------ 原文

南天龍宮城(9)


【本尊問題から】

 何故小生がこの歳になってインドへ赴くことになったか。岡山の「I布子」さんの尽力にあずかってのことである。昨年末(2009年)に佐々井師の帰郷日本行脚の写真集を送呈して頂いたのが始まり。さして心は動かなかったのであるが。
 ところが年を越して三月二十三日。「I布子」さんが「I修氏」と同行寄堂、結局宿(シュク)することになる。食事中の談半ば、偶々(タマタマ)南天竜樹菩薩大寺の本尊問題の話題になる。佐々井師は阿弥陀さんと云っておられるのだが…これを耳にして小生は覚鑁上人の『五輪九字明秘密釈』のことをすぐさま思い出したのである。
 早速に該本を取り出して、末辞の霊示やら、また毘彌両観凡聖無二などのコトバを確認したのである。
 後日思いついたのが「弥陀・釈迦・龍樹」の三尊仏のことである。その翌日には前記三尊仏にアンベードカルと秀嶺両師を加えた五尊仏の立体曼陀羅構想である。I布子さんの慫慂も有ったりして想をねったのであるが、結局カット図の如きものができあがったのである。まさかこの期に及んでこんなものが創建中の寺に出来るわけはないのであるが、結果今となっては似たような考えが伏流している様におもわれるのである。

------------
------ 提供データ

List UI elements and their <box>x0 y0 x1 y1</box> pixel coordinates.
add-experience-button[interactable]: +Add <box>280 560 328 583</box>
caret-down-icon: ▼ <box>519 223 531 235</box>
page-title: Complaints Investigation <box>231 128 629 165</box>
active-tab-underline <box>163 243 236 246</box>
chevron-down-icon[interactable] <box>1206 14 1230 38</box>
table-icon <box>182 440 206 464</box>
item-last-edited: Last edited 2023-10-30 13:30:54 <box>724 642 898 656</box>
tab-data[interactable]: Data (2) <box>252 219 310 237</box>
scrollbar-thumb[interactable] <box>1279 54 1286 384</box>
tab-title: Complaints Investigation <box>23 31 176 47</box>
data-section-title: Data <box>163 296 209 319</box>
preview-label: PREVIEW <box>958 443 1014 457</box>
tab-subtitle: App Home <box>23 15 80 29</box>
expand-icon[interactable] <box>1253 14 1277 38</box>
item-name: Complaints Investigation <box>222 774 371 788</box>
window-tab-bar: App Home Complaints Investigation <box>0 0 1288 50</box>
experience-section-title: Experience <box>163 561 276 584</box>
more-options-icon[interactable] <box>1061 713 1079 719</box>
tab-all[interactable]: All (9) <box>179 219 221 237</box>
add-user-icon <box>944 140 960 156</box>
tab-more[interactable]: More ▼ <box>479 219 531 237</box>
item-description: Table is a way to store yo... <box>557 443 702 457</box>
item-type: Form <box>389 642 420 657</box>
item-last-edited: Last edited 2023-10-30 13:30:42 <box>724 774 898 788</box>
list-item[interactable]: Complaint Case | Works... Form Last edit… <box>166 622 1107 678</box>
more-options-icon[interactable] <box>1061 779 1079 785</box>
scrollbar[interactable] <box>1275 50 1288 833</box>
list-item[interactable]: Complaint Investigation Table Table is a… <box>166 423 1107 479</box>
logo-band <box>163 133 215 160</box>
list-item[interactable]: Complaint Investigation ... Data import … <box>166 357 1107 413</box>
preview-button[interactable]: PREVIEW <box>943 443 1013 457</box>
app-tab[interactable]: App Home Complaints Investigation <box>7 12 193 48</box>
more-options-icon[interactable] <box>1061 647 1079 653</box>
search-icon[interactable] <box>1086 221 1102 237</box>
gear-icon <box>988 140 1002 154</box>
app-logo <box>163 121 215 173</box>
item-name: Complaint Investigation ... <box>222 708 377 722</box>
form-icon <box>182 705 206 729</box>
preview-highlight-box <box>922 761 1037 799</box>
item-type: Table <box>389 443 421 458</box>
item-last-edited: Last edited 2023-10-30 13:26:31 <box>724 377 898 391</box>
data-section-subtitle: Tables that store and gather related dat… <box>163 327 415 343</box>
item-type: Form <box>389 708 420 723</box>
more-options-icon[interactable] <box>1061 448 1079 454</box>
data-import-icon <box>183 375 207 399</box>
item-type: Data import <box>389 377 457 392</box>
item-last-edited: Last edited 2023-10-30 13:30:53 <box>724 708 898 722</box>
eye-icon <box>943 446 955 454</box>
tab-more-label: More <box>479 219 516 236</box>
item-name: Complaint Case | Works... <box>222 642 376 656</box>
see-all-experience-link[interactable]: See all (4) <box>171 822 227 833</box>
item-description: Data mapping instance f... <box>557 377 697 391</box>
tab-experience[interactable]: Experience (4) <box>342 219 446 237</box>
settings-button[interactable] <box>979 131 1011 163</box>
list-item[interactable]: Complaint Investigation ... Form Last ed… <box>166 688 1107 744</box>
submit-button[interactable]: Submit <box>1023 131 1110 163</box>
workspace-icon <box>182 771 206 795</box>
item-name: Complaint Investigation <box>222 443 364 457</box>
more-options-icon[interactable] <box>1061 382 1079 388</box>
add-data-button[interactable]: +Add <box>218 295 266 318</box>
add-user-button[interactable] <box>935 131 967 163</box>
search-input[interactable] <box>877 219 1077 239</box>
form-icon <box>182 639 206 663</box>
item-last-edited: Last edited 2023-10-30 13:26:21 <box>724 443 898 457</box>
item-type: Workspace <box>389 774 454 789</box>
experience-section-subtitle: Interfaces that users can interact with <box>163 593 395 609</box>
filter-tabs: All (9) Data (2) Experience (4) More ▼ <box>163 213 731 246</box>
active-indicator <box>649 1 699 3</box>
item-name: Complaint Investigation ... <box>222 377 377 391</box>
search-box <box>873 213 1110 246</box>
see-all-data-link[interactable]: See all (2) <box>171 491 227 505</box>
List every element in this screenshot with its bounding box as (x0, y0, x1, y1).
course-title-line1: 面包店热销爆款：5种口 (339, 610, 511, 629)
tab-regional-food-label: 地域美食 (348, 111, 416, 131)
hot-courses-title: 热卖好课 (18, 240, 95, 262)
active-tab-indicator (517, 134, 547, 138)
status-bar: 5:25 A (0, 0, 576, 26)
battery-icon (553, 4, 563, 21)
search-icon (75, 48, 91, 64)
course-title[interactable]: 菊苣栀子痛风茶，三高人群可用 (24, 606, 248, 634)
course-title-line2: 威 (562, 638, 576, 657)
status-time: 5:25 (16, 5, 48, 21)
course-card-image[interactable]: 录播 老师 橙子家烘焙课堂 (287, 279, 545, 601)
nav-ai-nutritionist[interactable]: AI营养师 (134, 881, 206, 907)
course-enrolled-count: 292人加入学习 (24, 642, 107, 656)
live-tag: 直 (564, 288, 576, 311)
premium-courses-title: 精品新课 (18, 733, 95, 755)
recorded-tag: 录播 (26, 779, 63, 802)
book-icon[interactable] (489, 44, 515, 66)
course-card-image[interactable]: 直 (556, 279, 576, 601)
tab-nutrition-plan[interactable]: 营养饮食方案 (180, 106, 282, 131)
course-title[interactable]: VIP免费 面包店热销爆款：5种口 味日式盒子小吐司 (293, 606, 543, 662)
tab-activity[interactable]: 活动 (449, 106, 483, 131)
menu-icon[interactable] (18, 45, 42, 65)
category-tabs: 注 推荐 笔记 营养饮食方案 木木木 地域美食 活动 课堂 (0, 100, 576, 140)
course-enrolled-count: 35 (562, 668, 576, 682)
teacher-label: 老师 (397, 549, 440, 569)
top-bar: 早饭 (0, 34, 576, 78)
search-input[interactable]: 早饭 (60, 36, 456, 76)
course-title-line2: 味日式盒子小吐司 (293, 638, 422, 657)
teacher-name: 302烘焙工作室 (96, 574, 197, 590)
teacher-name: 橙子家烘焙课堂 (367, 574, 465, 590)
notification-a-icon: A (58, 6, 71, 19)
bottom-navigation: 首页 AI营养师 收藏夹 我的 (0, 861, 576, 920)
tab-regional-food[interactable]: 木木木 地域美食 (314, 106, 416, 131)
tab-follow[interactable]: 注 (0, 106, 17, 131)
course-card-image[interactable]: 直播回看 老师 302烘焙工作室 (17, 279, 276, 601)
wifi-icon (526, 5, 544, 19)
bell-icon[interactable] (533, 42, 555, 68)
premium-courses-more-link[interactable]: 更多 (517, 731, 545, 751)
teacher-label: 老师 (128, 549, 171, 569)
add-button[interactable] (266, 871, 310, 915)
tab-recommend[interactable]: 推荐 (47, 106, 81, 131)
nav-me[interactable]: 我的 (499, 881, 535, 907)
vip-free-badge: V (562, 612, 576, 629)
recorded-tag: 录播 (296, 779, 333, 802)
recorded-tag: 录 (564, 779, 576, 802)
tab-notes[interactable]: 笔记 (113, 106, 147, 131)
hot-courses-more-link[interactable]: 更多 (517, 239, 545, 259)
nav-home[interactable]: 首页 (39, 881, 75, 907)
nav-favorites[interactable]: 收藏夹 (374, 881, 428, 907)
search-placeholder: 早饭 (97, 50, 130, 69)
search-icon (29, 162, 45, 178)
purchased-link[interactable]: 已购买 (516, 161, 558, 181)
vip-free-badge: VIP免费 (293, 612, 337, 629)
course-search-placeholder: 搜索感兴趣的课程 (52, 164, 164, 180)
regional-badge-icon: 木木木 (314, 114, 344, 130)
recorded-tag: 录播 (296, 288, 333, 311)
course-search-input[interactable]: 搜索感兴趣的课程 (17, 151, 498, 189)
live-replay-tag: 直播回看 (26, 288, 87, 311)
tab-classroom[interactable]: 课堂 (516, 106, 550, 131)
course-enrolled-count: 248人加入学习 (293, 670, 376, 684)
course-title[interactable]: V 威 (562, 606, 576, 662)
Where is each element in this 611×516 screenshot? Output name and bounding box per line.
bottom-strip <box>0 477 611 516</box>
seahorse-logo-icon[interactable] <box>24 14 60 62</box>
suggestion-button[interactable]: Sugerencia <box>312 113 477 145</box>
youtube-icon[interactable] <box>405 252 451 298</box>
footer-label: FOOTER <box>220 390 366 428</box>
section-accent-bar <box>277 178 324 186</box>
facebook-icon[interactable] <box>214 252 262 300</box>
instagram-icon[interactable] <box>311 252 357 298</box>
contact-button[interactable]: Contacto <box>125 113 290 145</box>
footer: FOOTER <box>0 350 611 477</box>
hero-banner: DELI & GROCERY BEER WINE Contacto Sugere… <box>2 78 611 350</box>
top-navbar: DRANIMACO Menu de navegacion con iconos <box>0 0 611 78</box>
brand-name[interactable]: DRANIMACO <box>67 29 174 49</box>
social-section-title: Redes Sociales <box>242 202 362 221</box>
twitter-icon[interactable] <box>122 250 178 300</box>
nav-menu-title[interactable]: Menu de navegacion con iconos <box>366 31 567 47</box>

------------

原文の「ところが年を越して三月二十三」から「いる様におもわれるのである。」までの全文を、「三尊仏」を「三体の仏」に置き換えて書き出せ。

解答:
ところが年を越して三月二十三日。「I布子」さんが「I修氏」と同行寄堂、結局宿(シュク)することになる。食事中の談半ば、偶々(タマタマ)南天竜樹菩薩大寺の本尊問題の話題になる。佐々井師は阿弥陀さんと云っておられるのだが…これを耳にして小生は覚鑁上人の『五輪九字明秘密釈』のことをすぐさま思い出したのである。
 早速に該本を取り出して、末辞の霊示やら、また毘彌両観凡聖無二などのコトバを確認したのである。
 後日思いついたのが「弥陀・釈迦・龍樹」の三体の仏のことである。その翌日には前記三体の仏にアンベードカルと秀嶺両師を加えた五尊仏の立体曼陀羅構想である。I布子さんの慫慂も有ったりして想をねったのであるが、結局カット図の如きものができあがったのである。まさかこの期に及んでこんなものが創建中の寺に出来るわけはないのであるが、結果今となっては似たような考えが伏流している様におもわれるのである。